• PROBLEM REQUIREMENTS: Rewrite every entry below, putting "no more than 100" wherever "at most 100" appears and changing nothing else. Omit the pictures from your answer.

[Stored entries]

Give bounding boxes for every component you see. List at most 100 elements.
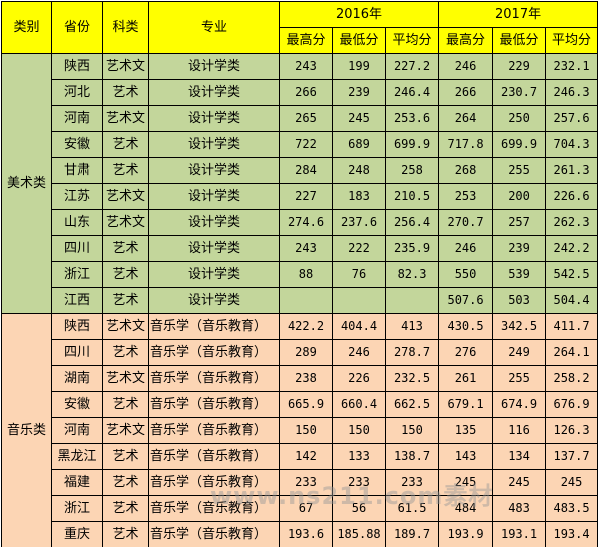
score-2017-avg: 245 (545, 469, 598, 496)
score-2016-avg: 61.5 (384, 495, 440, 522)
major-cell: 音乐学（音乐教育） (148, 313, 280, 340)
table-row: 河南 艺术文 设计学类 265 245 253.6 264 250 257.6 (2, 105, 598, 132)
header-2016-min: 最低分 (332, 27, 386, 54)
score-2017-min: 699.9 (492, 131, 547, 158)
score-2017-avg: 264.1 (545, 339, 598, 366)
score-2017-avg: 257.6 (545, 105, 598, 132)
score-2017-min: 255 (492, 365, 547, 392)
table-body: 美术类 陕西 艺术文 设计学类 243 199 227.2 246 229 232.1 河北 艺术 设计… (1, 53, 598, 547)
score-2017-min: 250 (492, 105, 547, 132)
subject-cell: 艺术 (102, 157, 149, 184)
score-2016-min: 239 (332, 79, 386, 106)
header-category: 类别 (1, 1, 52, 54)
score-2017-avg: 261.3 (545, 157, 598, 184)
province-cell: 甘肃 (51, 157, 103, 184)
score-2016-max: 665.9 (279, 391, 333, 418)
score-2017-max: 246 (438, 235, 494, 262)
score-2017-avg: 226.6 (545, 183, 598, 210)
table-row: 浙江 艺术 音乐学（音乐教育） 67 56 61.5 484 483 483.5 (2, 495, 598, 522)
score-2016-max: 265 (279, 105, 333, 132)
province-cell: 四川 (51, 339, 103, 366)
score-2017-min: 503 (492, 287, 547, 314)
score-2017-min: 239 (492, 235, 547, 262)
score-2017-avg: 542.5 (545, 261, 598, 288)
province-cell: 河北 (51, 79, 103, 106)
score-2016-max: 227 (279, 183, 333, 210)
score-2016-min: 185.88 (332, 521, 386, 547)
score-2016-min: 660.4 (332, 391, 386, 418)
score-2016-min: 233 (332, 469, 386, 496)
score-2017-max: 135 (438, 417, 494, 444)
major-cell: 音乐学（音乐教育） (148, 495, 280, 522)
score-2017-max: 143 (438, 443, 494, 470)
major-cell: 音乐学（音乐教育） (148, 443, 280, 470)
table-row: 甘肃 艺术 设计学类 284 248 258 268 255 261.3 (2, 157, 598, 184)
header-2017-max: 最高分 (438, 27, 494, 54)
score-2016-min: 76 (332, 261, 386, 288)
subject-cell: 艺术文 (102, 313, 149, 340)
score-2016-max: 193.6 (279, 521, 333, 547)
score-2017-max: 430.5 (438, 313, 494, 340)
score-2017-avg: 242.2 (545, 235, 598, 262)
major-cell: 音乐学（音乐教育） (148, 365, 280, 392)
score-2016-avg: 227.2 (384, 53, 440, 80)
province-cell: 四川 (51, 235, 103, 262)
score-2016-min: 56 (332, 495, 386, 522)
subject-cell: 艺术 (102, 79, 149, 106)
score-2017-min: 483 (492, 495, 547, 522)
score-2017-avg: 137.7 (545, 443, 598, 470)
score-2017-min: 255 (492, 157, 547, 184)
score-2016-min: 404.4 (332, 313, 386, 340)
score-2016-max: 238 (279, 365, 333, 392)
major-cell: 音乐学（音乐教育） (148, 417, 280, 444)
major-cell: 设计学类 (148, 261, 280, 288)
header-major: 专业 (148, 1, 280, 54)
score-2016-max: 284 (279, 157, 333, 184)
major-cell: 设计学类 (148, 209, 280, 236)
province-cell: 安徽 (51, 391, 103, 418)
score-2016-avg: 256.4 (384, 209, 440, 236)
score-2017-avg: 246.3 (545, 79, 598, 106)
subject-cell: 艺术文 (102, 209, 149, 236)
major-cell: 设计学类 (148, 183, 280, 210)
category-cell: 音乐类 (1, 313, 52, 547)
table-row: 福建 艺术 音乐学（音乐教育） 233 233 233 245 245 245 (2, 469, 598, 496)
score-2017-min: 674.9 (492, 391, 547, 418)
score-2016-max: 233 (279, 469, 333, 496)
score-2016-avg: 699.9 (384, 131, 440, 158)
major-cell: 设计学类 (148, 105, 280, 132)
score-2016-max: 243 (279, 235, 333, 262)
table-row: 四川 艺术 音乐学（音乐教育） 289 246 278.7 276 249 264.1 (2, 339, 598, 366)
table-row: 黑龙江 艺术 音乐学（音乐教育） 142 133 138.7 143 134 137.7 (2, 443, 598, 470)
score-2017-avg: 126.3 (545, 417, 598, 444)
score-2016-avg: 82.3 (384, 261, 440, 288)
province-cell: 湖南 (51, 365, 103, 392)
subject-cell: 艺术 (102, 443, 149, 470)
score-2016-avg: 246.4 (384, 79, 440, 106)
score-2017-avg: 262.3 (545, 209, 598, 236)
score-2017-min: 257 (492, 209, 547, 236)
subject-cell: 艺术 (102, 287, 149, 314)
score-2017-max: 270.7 (438, 209, 494, 236)
score-2017-min: 200 (492, 183, 547, 210)
table-row: 山东 艺术文 设计学类 274.6 237.6 256.4 270.7 257 262.3 (2, 209, 598, 236)
header-row-top: 类别 省份 科类 专业 2016年 2017年 (1, 1, 598, 54)
table-row: 浙江 艺术 设计学类 88 76 82.3 550 539 542.5 (2, 261, 598, 288)
score-2016-avg: 253.6 (384, 105, 440, 132)
score-2017-max: 276 (438, 339, 494, 366)
score-2017-max: 507.6 (438, 287, 494, 314)
header-2016-max: 最高分 (279, 27, 333, 54)
province-cell: 河南 (51, 105, 103, 132)
subject-cell: 艺术 (102, 131, 149, 158)
score-2017-avg: 193.4 (545, 521, 598, 547)
table-row: 安徽 艺术 音乐学（音乐教育） 665.9 660.4 662.5 679.1 674.9 67… (2, 391, 598, 418)
score-2017-min: 193.1 (492, 521, 547, 547)
score-2017-avg: 232.1 (545, 53, 598, 80)
score-2016-avg: 413 (384, 313, 440, 340)
subject-cell: 艺术 (102, 235, 149, 262)
score-2017-avg: 258.2 (545, 365, 598, 392)
province-cell: 江西 (51, 287, 103, 314)
major-cell: 设计学类 (148, 235, 280, 262)
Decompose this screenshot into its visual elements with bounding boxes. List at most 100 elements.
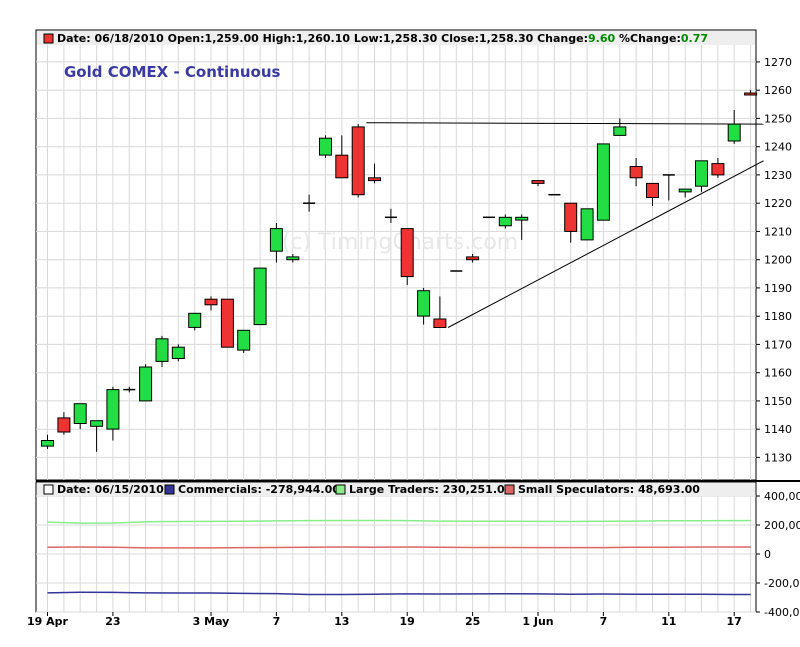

• EXERCISE OUTPUT:
Give bounding boxes for every component you see. List no more than 100 elements.
score-2017-avg: 245 (545, 469, 598, 496)
score-2016-avg: 61.5 (384, 495, 440, 522)
major-cell: 音乐学（音乐教育） (148, 313, 280, 340)
table-row: 河南 艺术文 设计学类 265 245 253.6 264 250 257.6 (2, 105, 598, 132)
header-2016-min: 最低分 (332, 27, 386, 54)
score-2017-min: 699.9 (492, 131, 547, 158)
score-2017-avg: 264.1 (545, 339, 598, 366)
score-2017-avg: 257.6 (545, 105, 598, 132)
score-2017-min: 255 (492, 365, 547, 392)
table-body: 美术类 陕西 艺术文 设计学类 243 199 227.2 246 229 232.1 河北 艺术 设计… (1, 53, 598, 547)
score-2017-min: 250 (492, 105, 547, 132)
subject-cell: 艺术 (102, 157, 149, 184)
score-2016-min: 239 (332, 79, 386, 106)
header-category: 类别 (1, 1, 52, 54)
score-2017-avg: 261.3 (545, 157, 598, 184)
province-cell: 甘肃 (51, 157, 103, 184)
score-2016-max: 665.9 (279, 391, 333, 418)
score-2017-max: 246 (438, 235, 494, 262)
score-2017-avg: 226.6 (545, 183, 598, 210)
table-row: 浙江 艺术 音乐学（音乐教育） 67 56 61.5 484 483 483.5 (2, 495, 598, 522)
score-2016-max: 265 (279, 105, 333, 132)
province-cell: 四川 (51, 339, 103, 366)
score-2017-min: 503 (492, 287, 547, 314)
score-2017-min: 239 (492, 235, 547, 262)
score-2017-avg: 542.5 (545, 261, 598, 288)
province-cell: 河北 (51, 79, 103, 106)
score-2016-max: 227 (279, 183, 333, 210)
score-2016-min: 185.88 (332, 521, 386, 547)
score-2016-min: 660.4 (332, 391, 386, 418)
score-2016-min: 233 (332, 469, 386, 496)
score-2017-max: 135 (438, 417, 494, 444)
major-cell: 音乐学（音乐教育） (148, 495, 280, 522)
score-2017-max: 143 (438, 443, 494, 470)
major-cell: 音乐学（音乐教育） (148, 443, 280, 470)
table-row: 甘肃 艺术 设计学类 284 248 258 268 255 261.3 (2, 157, 598, 184)
header-2017-max: 最高分 (438, 27, 494, 54)
score-2016-min: 76 (332, 261, 386, 288)
subject-cell: 艺术文 (102, 313, 149, 340)
score-2016-max: 193.6 (279, 521, 333, 547)
score-2017-max: 430.5 (438, 313, 494, 340)
score-2017-avg: 242.2 (545, 235, 598, 262)
major-cell: 音乐学（音乐教育） (148, 365, 280, 392)
score-2016-avg: 227.2 (384, 53, 440, 80)
province-cell: 四川 (51, 235, 103, 262)
score-2016-min: 56 (332, 495, 386, 522)
subject-cell: 艺术 (102, 79, 149, 106)
score-2017-min: 483 (492, 495, 547, 522)
score-2017-avg: 137.7 (545, 443, 598, 470)
score-2017-min: 255 (492, 157, 547, 184)
score-2016-min: 404.4 (332, 313, 386, 340)
score-2016-max: 238 (279, 365, 333, 392)
major-cell: 音乐学（音乐教育） (148, 417, 280, 444)
major-cell: 设计学类 (148, 261, 280, 288)
header-major: 专业 (148, 1, 280, 54)
score-2016-max: 284 (279, 157, 333, 184)
major-cell: 设计学类 (148, 209, 280, 236)
province-cell: 安徽 (51, 391, 103, 418)
score-2016-avg: 256.4 (384, 209, 440, 236)
score-2017-avg: 246.3 (545, 79, 598, 106)
subject-cell: 艺术文 (102, 209, 149, 236)
major-cell: 设计学类 (148, 183, 280, 210)
category-cell: 音乐类 (1, 313, 52, 547)
table-row: 福建 艺术 音乐学（音乐教育） 233 233 233 245 245 245 (2, 469, 598, 496)
score-2017-min: 674.9 (492, 391, 547, 418)
score-2016-max: 233 (279, 469, 333, 496)
score-2016-avg: 699.9 (384, 131, 440, 158)
major-cell: 设计学类 (148, 105, 280, 132)
score-2016-max: 243 (279, 235, 333, 262)
table-row: 四川 艺术 音乐学（音乐教育） 289 246 278.7 276 249 264.1 (2, 339, 598, 366)
table-row: 黑龙江 艺术 音乐学（音乐教育） 142 133 138.7 143 134 137.7 (2, 443, 598, 470)
score-2017-avg: 126.3 (545, 417, 598, 444)
score-2016-avg: 82.3 (384, 261, 440, 288)
province-cell: 湖南 (51, 365, 103, 392)
subject-cell: 艺术 (102, 443, 149, 470)
score-2016-avg: 246.4 (384, 79, 440, 106)
score-2017-avg: 262.3 (545, 209, 598, 236)
score-2017-min: 257 (492, 209, 547, 236)
subject-cell: 艺术 (102, 287, 149, 314)
score-2017-max: 270.7 (438, 209, 494, 236)
score-2017-min: 200 (492, 183, 547, 210)
table-row: 山东 艺术文 设计学类 274.6 237.6 256.4 270.7 257 262.3 (2, 209, 598, 236)
header-row-top: 类别 省份 科类 专业 2016年 2017年 (1, 1, 598, 54)
table-row: 浙江 艺术 设计学类 88 76 82.3 550 539 542.5 (2, 261, 598, 288)
score-2016-avg: 253.6 (384, 105, 440, 132)
score-2017-max: 276 (438, 339, 494, 366)
score-2017-max: 507.6 (438, 287, 494, 314)
header-2016-max: 最高分 (279, 27, 333, 54)
province-cell: 河南 (51, 105, 103, 132)
subject-cell: 艺术 (102, 131, 149, 158)
score-2017-avg: 193.4 (545, 521, 598, 547)
table-row: 安徽 艺术 音乐学（音乐教育） 665.9 660.4 662.5 679.1 674.9 67… (2, 391, 598, 418)
score-2017-min: 193.1 (492, 521, 547, 547)
score-2017-avg: 232.1 (545, 53, 598, 80)
score-2016-avg: 413 (384, 313, 440, 340)
subject-cell: 艺术 (102, 235, 149, 262)
score-2017-avg: 258.2 (545, 365, 598, 392)
province-cell: 江西 (51, 287, 103, 314)
major-cell: 设计学类 (148, 235, 280, 262)
Decompose this screenshot into its visual elements with bounding boxes. List no more than 100 elements.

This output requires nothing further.